Will you transcribe all the entries word for word, skipping the pictures they hold?

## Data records
◇ ◇ ◇ ◇

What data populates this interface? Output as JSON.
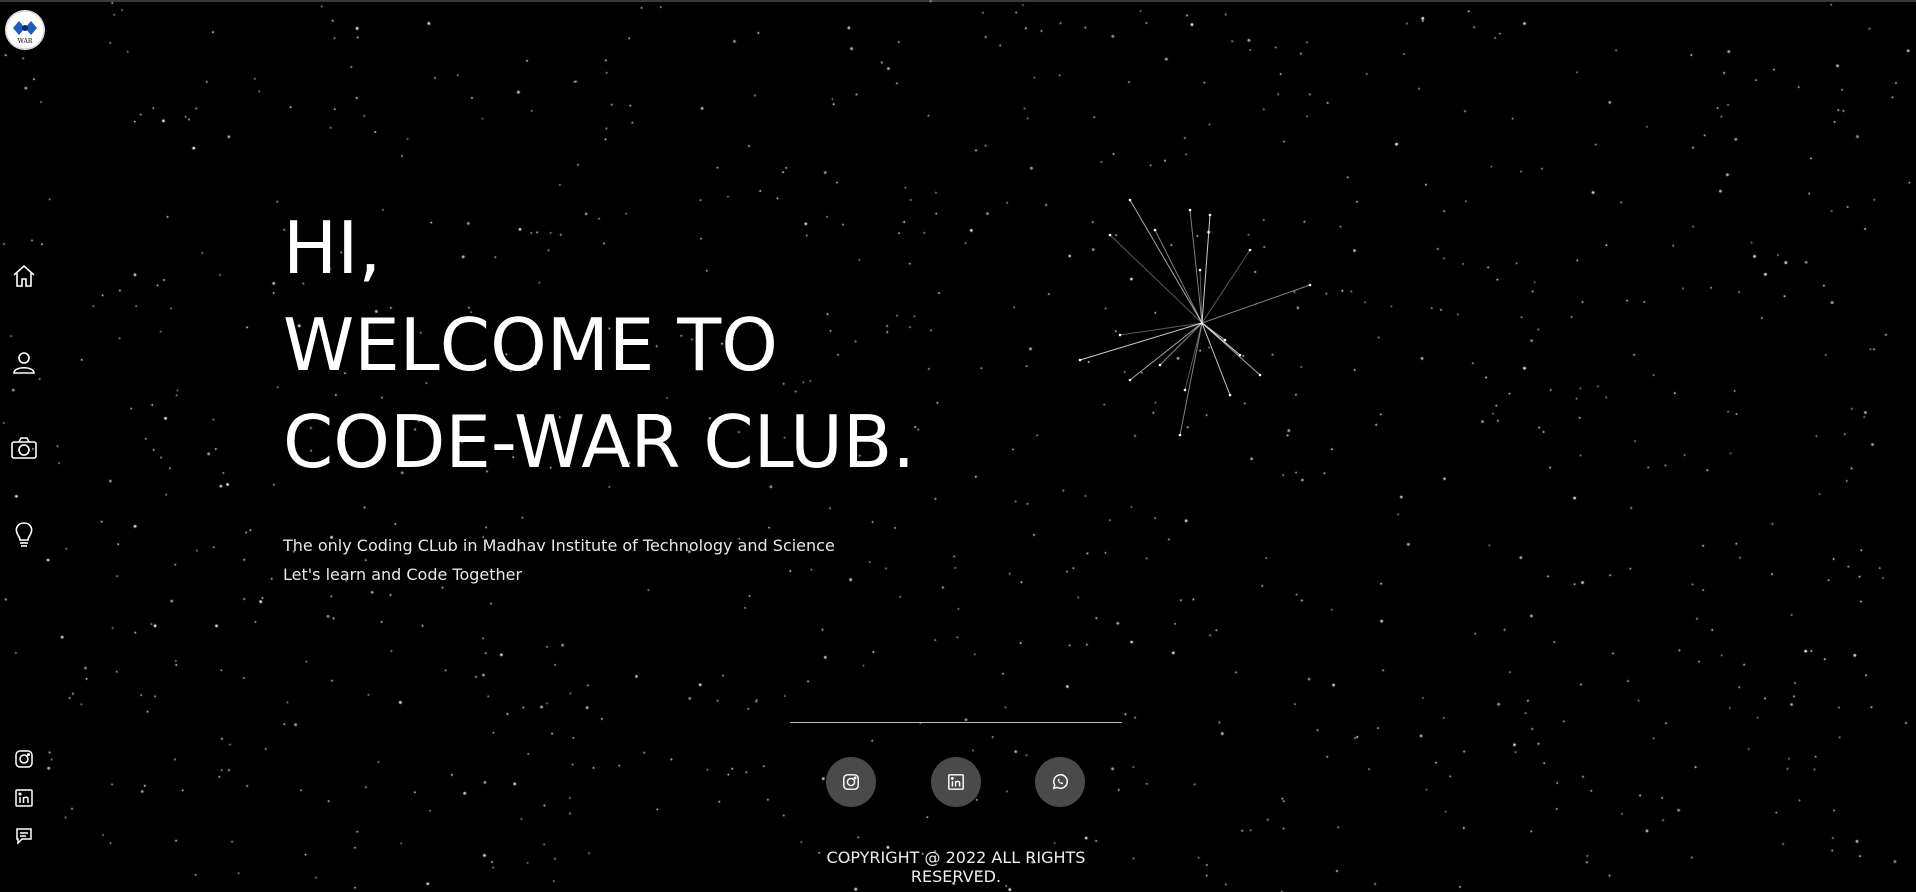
{
  "logo": {
    "text": "WAR"
  },
  "nav": [
    {
      "icon": "home-icon",
      "label": "Home"
    },
    {
      "icon": "user-icon",
      "label": "About"
    },
    {
      "icon": "camera-icon",
      "label": "Gallery"
    },
    {
      "icon": "lightbulb-icon",
      "label": "Ideas"
    }
  ],
  "hero": {
    "line1": "HI,",
    "line2": "WELCOME TO",
    "line3": "CODE-WAR CLUB.",
    "tagline1": "The only Coding CLub in Madhav Institute of Technology and Science",
    "tagline2": "Let's learn and Code Together"
  },
  "side_social": [
    "instagram-icon",
    "linkedin-icon",
    "chat-icon"
  ],
  "footer": {
    "social": [
      "instagram-icon",
      "linkedin-icon",
      "whatsapp-icon"
    ],
    "copyright": "COPYRIGHT @ 2022 ALL RIGHTS RESERVED."
  },
  "colors": {
    "background": "#000000",
    "text": "#ffffff",
    "button": "#4a4a4a"
  }
}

◇ ◇ ◇ ◇

## Result for this task
What data populates this interface? Output as JSON.
{
  "logo": {
    "text": "WAR"
  },
  "nav": [
    {
      "icon": "home-icon",
      "label": "Home"
    },
    {
      "icon": "user-icon",
      "label": "About"
    },
    {
      "icon": "camera-icon",
      "label": "Gallery"
    },
    {
      "icon": "lightbulb-icon",
      "label": "Ideas"
    }
  ],
  "hero": {
    "line1": "HI,",
    "line2": "WELCOME TO",
    "line3": "CODE-WAR CLUB.",
    "tagline1": "The only Coding CLub in Madhav Institute of Technology and Science",
    "tagline2": "Let's learn and Code Together"
  },
  "side_social": [
    "instagram-icon",
    "linkedin-icon",
    "chat-icon"
  ],
  "footer": {
    "social": [
      "instagram-icon",
      "linkedin-icon",
      "whatsapp-icon"
    ],
    "copyright": "COPYRIGHT @ 2022 ALL RIGHTS RESERVED."
  },
  "colors": {
    "background": "#000000",
    "text": "#ffffff",
    "button": "#4a4a4a"
  }
}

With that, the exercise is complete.